Source data —
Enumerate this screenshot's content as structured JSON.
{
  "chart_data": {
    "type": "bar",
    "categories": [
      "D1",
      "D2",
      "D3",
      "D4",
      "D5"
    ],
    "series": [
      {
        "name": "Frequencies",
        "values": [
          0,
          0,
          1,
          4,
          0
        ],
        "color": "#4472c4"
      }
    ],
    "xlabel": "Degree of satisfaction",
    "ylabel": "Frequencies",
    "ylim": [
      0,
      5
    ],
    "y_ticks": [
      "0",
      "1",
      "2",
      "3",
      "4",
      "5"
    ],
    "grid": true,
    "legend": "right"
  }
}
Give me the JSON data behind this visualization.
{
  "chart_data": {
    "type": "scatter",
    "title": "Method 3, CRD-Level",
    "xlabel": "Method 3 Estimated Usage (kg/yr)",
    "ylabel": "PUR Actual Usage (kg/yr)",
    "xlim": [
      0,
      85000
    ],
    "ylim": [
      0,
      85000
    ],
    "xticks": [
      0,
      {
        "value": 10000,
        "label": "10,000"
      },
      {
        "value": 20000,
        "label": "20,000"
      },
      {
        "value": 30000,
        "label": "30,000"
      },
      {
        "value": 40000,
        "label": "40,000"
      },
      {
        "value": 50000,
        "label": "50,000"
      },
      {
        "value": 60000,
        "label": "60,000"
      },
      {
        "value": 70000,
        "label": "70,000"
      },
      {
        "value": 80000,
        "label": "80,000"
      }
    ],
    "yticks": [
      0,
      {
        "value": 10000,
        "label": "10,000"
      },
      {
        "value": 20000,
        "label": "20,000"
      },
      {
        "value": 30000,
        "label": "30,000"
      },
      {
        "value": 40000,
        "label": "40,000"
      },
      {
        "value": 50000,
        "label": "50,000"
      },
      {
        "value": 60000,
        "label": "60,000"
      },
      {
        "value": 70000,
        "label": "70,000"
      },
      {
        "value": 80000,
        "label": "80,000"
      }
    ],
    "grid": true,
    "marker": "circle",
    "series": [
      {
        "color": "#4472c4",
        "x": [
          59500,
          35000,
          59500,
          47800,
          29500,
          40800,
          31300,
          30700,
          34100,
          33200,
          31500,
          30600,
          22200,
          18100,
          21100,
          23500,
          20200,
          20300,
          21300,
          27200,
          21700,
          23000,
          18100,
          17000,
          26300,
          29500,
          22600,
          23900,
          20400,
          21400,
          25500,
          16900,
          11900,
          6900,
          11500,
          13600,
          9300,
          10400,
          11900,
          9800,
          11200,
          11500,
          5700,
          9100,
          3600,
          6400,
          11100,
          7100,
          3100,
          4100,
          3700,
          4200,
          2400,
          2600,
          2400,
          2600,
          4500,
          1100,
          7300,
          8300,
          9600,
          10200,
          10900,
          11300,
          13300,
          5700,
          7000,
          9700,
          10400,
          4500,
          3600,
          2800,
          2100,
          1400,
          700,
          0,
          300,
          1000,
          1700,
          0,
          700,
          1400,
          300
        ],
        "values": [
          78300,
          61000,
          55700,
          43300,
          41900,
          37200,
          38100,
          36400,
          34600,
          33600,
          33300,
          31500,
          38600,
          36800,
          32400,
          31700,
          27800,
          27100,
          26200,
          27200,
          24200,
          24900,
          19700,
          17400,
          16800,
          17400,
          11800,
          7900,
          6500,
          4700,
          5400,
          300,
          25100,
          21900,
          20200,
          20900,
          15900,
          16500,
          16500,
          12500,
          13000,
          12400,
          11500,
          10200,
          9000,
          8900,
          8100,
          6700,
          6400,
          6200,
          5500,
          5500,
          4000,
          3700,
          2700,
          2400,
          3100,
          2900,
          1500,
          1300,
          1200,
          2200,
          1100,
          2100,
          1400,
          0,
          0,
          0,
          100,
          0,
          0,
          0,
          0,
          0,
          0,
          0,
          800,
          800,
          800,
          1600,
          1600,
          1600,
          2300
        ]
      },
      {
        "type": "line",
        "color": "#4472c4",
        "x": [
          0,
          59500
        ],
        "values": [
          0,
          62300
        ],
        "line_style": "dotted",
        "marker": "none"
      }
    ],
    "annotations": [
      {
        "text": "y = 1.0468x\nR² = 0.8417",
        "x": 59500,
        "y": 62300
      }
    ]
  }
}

Exercise goal — Print the complete listing again, exactly as it stands.

Written solution —
Enumerate this screenshot's content as structured JSON.
{
  "chart_data": {
    "type": "bar",
    "categories": [
      "D1",
      "D2",
      "D3",
      "D4",
      "D5"
    ],
    "series": [
      {
        "name": "Frequencies",
        "values": [
          0,
          0,
          1,
          4,
          0
        ],
        "color": "#4472c4"
      }
    ],
    "xlabel": "Degree of satisfaction",
    "ylabel": "Frequencies",
    "ylim": [
      0,
      5
    ],
    "y_ticks": [
      "0",
      "1",
      "2",
      "3",
      "4",
      "5"
    ],
    "grid": true,
    "legend": "right"
  }
}
Give me the JSON data behind this visualization.
{
  "chart_data": {
    "type": "scatter",
    "title": "Method 3, CRD-Level",
    "xlabel": "Method 3 Estimated Usage (kg/yr)",
    "ylabel": "PUR Actual Usage (kg/yr)",
    "xlim": [
      0,
      85000
    ],
    "ylim": [
      0,
      85000
    ],
    "xticks": [
      0,
      {
        "value": 10000,
        "label": "10,000"
      },
      {
        "value": 20000,
        "label": "20,000"
      },
      {
        "value": 30000,
        "label": "30,000"
      },
      {
        "value": 40000,
        "label": "40,000"
      },
      {
        "value": 50000,
        "label": "50,000"
      },
      {
        "value": 60000,
        "label": "60,000"
      },
      {
        "value": 70000,
        "label": "70,000"
      },
      {
        "value": 80000,
        "label": "80,000"
      }
    ],
    "yticks": [
      0,
      {
        "value": 10000,
        "label": "10,000"
      },
      {
        "value": 20000,
        "label": "20,000"
      },
      {
        "value": 30000,
        "label": "30,000"
      },
      {
        "value": 40000,
        "label": "40,000"
      },
      {
        "value": 50000,
        "label": "50,000"
      },
      {
        "value": 60000,
        "label": "60,000"
      },
      {
        "value": 70000,
        "label": "70,000"
      },
      {
        "value": 80000,
        "label": "80,000"
      }
    ],
    "grid": true,
    "marker": "circle",
    "series": [
      {
        "color": "#4472c4",
        "x": [
          59500,
          35000,
          59500,
          47800,
          29500,
          40800,
          31300,
          30700,
          34100,
          33200,
          31500,
          30600,
          22200,
          18100,
          21100,
          23500,
          20200,
          20300,
          21300,
          27200,
          21700,
          23000,
          18100,
          17000,
          26300,
          29500,
          22600,
          23900,
          20400,
          21400,
          25500,
          16900,
          11900,
          6900,
          11500,
          13600,
          9300,
          10400,
          11900,
          9800,
          11200,
          11500,
          5700,
          9100,
          3600,
          6400,
          11100,
          7100,
          3100,
          4100,
          3700,
          4200,
          2400,
          2600,
          2400,
          2600,
          4500,
          1100,
          7300,
          8300,
          9600,
          10200,
          10900,
          11300,
          13300,
          5700,
          7000,
          9700,
          10400,
          4500,
          3600,
          2800,
          2100,
          1400,
          700,
          0,
          300,
          1000,
          1700,
          0,
          700,
          1400,
          300
        ],
        "values": [
          78300,
          61000,
          55700,
          43300,
          41900,
          37200,
          38100,
          36400,
          34600,
          33600,
          33300,
          31500,
          38600,
          36800,
          32400,
          31700,
          27800,
          27100,
          26200,
          27200,
          24200,
          24900,
          19700,
          17400,
          16800,
          17400,
          11800,
          7900,
          6500,
          4700,
          5400,
          300,
          25100,
          21900,
          20200,
          20900,
          15900,
          16500,
          16500,
          12500,
          13000,
          12400,
          11500,
          10200,
          9000,
          8900,
          8100,
          6700,
          6400,
          6200,
          5500,
          5500,
          4000,
          3700,
          2700,
          2400,
          3100,
          2900,
          1500,
          1300,
          1200,
          2200,
          1100,
          2100,
          1400,
          0,
          0,
          0,
          100,
          0,
          0,
          0,
          0,
          0,
          0,
          0,
          800,
          800,
          800,
          1600,
          1600,
          1600,
          2300
        ]
      },
      {
        "type": "line",
        "color": "#4472c4",
        "x": [
          0,
          59500
        ],
        "values": [
          0,
          62300
        ],
        "line_style": "dotted",
        "marker": "none"
      }
    ],
    "annotations": [
      {
        "text": "y = 1.0468x\nR² = 0.8417",
        "x": 59500,
        "y": 62300
      }
    ]
  }
}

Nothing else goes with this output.